[Trecho do documento]:
..........
Os crimes de Assad já foram denunciados pela ONU e ativistas de direitos humanos, que apontam que o número de mortes já passou de 7 mil - apenas ontem, 76 morreram nos confrontos. Mas os relatos colhidos pela reportagem revelam que a repressão não se limita ao assassinato de pessoas envolvidas com os rebeldes e escancaram uma verdadeira máquina de tortura estabelecida há quase um ano que não dá sinais de ceder. De Ramtha, na Jordânia, as vítimas que conseguiram fugir para serem tratadas escutam rajadas de metralhadoras em Deraa. A cidade que deu início ao conflito na Síria em março de 2011 está a menos de 30 minutos de caminhada.

Marhaf era pintor em obras em Deraa e não esconde que decidiu sair às ruas para protestar só vários meses depois que os tumultos começaram. "Não suportei ver o que ocorria com os cidadãos comuns", diz. No fim do ano passado, ao ajudar a recuperar corpos nas ruas, Marhaf foi atingido por uma bala e perdeu a mão. "Há um massacre ocorrendo na Síria e só ficará pior. Famílias começam a se armar, se unir a grupos armados para defender suas mulheres e crianças", diz o sírio, que prefere não dar seu sobrenome temendo que o regime saia em busca de sua família em Deraa.
..........
[Itens listados]:
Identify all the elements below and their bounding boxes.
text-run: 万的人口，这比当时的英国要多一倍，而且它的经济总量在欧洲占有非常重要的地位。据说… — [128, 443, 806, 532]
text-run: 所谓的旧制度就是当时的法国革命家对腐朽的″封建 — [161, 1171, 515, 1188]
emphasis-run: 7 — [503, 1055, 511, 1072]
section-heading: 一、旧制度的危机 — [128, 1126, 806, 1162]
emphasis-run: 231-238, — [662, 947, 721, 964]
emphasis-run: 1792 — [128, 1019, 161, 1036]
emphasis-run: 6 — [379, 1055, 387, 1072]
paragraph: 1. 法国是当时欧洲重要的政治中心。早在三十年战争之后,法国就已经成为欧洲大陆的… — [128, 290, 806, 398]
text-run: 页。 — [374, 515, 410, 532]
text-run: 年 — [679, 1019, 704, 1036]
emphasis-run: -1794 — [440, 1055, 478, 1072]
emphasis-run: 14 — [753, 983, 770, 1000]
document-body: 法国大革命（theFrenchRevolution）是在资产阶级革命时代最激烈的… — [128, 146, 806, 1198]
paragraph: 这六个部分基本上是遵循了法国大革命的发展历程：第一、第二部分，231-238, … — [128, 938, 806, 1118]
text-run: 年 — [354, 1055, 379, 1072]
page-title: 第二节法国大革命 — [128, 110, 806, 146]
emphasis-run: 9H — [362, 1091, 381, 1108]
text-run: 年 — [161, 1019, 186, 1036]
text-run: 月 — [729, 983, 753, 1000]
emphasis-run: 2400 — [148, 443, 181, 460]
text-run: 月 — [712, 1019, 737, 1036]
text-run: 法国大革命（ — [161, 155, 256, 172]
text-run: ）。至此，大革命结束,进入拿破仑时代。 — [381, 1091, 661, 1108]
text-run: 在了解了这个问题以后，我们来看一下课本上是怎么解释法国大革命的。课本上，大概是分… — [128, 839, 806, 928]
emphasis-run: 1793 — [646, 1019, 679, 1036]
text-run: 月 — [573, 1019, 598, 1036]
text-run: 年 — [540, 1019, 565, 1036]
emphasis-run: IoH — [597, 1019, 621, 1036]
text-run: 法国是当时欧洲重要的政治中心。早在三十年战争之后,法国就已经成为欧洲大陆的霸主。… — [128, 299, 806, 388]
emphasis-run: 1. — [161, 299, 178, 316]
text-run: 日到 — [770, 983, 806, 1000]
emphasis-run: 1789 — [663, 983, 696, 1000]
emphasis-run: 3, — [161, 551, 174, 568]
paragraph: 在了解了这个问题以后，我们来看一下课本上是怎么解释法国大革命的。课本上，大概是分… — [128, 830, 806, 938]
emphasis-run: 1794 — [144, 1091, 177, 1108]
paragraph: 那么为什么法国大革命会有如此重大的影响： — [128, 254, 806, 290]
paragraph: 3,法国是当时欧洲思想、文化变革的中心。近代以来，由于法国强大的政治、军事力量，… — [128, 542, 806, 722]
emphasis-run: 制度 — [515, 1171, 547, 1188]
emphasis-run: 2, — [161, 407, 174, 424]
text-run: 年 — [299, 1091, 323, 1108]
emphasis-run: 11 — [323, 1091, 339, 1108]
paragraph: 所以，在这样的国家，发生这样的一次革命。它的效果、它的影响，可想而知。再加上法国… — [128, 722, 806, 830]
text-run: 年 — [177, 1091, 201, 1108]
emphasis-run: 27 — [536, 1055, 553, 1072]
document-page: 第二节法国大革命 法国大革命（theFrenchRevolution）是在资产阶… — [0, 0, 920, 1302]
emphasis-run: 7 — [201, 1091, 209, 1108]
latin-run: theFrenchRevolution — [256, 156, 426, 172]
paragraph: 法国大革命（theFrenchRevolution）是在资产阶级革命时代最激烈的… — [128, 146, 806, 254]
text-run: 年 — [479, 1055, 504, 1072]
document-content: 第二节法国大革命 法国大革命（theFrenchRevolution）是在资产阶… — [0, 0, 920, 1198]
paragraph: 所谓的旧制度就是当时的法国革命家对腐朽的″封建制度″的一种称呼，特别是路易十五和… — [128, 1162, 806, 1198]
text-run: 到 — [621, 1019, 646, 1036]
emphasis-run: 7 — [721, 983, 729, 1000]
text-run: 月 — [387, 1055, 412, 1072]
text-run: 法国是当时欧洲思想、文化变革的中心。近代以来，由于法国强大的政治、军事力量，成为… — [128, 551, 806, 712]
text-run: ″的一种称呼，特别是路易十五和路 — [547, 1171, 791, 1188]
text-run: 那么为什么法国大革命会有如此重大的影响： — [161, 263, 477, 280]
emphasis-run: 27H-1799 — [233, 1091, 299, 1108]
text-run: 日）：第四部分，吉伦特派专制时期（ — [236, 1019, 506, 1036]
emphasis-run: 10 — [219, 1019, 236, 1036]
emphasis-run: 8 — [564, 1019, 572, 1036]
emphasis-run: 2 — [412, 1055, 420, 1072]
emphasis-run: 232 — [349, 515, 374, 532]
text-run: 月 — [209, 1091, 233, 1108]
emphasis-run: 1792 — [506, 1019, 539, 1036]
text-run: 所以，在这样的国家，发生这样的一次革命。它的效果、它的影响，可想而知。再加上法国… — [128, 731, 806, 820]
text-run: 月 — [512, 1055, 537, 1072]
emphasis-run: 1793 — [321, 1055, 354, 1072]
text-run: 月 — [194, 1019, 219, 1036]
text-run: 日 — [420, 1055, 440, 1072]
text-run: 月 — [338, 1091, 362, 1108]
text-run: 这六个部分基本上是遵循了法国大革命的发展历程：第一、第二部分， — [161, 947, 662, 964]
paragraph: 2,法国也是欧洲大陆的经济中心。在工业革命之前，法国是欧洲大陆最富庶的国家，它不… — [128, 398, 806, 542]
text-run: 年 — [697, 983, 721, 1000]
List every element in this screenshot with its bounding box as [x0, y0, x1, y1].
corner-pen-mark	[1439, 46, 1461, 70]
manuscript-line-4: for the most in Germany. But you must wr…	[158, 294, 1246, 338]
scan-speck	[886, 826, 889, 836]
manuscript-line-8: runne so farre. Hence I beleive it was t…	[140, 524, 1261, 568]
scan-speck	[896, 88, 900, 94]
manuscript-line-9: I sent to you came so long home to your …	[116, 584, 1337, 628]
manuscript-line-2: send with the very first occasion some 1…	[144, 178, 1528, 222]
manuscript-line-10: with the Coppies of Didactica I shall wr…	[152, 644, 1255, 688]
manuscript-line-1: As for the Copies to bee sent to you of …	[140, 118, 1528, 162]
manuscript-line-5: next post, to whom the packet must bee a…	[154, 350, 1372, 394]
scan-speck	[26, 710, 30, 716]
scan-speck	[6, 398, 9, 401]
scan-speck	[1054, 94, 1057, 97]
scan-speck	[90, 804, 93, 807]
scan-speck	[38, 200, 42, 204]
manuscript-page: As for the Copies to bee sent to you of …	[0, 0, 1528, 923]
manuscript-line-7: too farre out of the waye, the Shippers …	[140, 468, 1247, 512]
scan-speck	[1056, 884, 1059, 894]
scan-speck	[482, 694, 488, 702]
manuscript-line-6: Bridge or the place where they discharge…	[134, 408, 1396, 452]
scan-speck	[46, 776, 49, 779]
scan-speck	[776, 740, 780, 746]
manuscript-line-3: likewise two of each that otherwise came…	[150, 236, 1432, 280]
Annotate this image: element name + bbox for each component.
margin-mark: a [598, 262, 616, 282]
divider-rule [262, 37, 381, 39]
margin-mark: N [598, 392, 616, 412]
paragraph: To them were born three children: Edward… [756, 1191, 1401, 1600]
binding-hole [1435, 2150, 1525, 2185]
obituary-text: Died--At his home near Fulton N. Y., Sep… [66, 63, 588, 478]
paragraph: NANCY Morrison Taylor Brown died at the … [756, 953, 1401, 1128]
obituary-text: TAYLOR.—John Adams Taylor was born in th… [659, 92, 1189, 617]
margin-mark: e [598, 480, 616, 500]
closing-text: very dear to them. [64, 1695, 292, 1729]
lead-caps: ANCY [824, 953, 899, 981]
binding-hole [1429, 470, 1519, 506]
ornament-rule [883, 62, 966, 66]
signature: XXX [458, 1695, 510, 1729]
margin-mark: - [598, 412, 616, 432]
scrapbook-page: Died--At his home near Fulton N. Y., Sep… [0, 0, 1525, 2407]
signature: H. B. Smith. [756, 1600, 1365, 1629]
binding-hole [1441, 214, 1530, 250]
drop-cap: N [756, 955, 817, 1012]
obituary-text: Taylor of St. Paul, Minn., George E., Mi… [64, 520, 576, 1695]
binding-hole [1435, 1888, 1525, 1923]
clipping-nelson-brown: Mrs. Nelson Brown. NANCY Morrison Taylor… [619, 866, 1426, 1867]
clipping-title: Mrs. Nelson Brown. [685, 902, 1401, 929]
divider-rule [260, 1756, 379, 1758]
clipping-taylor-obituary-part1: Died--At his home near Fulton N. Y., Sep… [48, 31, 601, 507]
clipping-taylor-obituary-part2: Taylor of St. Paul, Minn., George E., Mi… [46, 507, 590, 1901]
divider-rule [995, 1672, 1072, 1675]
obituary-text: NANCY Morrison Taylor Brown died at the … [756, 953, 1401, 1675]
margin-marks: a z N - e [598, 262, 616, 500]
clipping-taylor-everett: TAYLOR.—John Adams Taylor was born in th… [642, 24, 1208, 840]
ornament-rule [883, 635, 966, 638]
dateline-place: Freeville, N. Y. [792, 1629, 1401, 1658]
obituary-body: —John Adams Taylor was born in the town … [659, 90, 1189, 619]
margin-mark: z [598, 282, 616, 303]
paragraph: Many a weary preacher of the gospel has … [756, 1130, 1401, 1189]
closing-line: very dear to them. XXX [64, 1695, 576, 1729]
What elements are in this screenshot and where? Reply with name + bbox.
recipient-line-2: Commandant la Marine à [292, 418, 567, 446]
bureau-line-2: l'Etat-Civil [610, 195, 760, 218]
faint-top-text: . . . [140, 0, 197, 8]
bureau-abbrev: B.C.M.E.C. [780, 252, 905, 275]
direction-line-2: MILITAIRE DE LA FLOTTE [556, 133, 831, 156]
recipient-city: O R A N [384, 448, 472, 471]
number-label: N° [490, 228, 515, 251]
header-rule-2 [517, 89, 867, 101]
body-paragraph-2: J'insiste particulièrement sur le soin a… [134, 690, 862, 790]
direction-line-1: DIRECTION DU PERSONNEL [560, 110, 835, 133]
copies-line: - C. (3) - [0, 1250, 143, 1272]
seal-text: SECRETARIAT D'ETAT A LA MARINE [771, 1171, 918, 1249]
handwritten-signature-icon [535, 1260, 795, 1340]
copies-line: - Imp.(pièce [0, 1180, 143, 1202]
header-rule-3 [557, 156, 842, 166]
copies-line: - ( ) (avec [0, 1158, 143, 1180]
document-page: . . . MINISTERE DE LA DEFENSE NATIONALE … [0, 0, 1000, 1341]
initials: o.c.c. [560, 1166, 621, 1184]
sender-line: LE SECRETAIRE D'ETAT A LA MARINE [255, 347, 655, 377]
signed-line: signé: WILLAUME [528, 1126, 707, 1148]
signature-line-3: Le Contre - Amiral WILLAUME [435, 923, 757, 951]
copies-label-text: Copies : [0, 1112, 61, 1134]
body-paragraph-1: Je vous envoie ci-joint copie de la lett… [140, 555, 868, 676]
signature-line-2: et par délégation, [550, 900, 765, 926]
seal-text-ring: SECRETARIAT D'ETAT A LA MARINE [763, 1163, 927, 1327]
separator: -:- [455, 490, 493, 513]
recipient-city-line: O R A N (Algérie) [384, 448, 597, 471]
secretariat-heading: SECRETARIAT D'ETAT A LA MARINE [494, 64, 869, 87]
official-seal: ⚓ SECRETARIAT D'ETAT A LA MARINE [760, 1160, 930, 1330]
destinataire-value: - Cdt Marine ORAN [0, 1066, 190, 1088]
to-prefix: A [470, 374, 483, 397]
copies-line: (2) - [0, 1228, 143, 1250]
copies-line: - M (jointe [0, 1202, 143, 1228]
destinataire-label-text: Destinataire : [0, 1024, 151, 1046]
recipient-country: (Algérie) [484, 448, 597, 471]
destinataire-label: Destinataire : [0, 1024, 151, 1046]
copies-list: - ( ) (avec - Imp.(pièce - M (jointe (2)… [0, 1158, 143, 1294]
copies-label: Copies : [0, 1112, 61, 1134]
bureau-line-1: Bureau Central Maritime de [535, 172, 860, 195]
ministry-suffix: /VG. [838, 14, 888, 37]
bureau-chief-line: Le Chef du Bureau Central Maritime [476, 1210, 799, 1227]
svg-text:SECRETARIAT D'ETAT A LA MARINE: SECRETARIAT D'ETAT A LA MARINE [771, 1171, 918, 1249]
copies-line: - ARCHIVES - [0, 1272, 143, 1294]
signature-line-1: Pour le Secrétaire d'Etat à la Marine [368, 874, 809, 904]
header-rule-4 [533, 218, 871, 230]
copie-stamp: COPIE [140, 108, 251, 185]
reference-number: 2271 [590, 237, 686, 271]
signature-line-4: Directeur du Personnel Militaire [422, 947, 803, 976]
..........
[Questão A]:
Segundo o trecho do documento, quantas pessoas morreram nos confrontos apenas ontem?
[Questão B]:
Liste todos os nomes de lugares (cidades e países) citados no trecho do documento.
[Questão C]:
Indique se cada afirmação concorda com o trecho do documento, respondendo sim ou não e citando as palavras que decidem a questão: (i) Marhaf trabalhava como pintor em obras em Deraa. (ii) Marhaf começou a protestar logo no início dos tumultos. (iii) Deraa fica a mais de uma hora de caminhada de Ramtha.

[Resposta A]:
76 pessoas.

[Resposta B]:
Ramtha, Jordânia, Deraa, Síria

[Resposta C]:
(i) Sim: "Marhaf era pintor em obras em Deraa".
(ii) Não: "decidiu sair às ruas para protestar só vários meses depois que os tumultos começaram".
(iii) Não: "está a menos de 30 minutos de caminhada".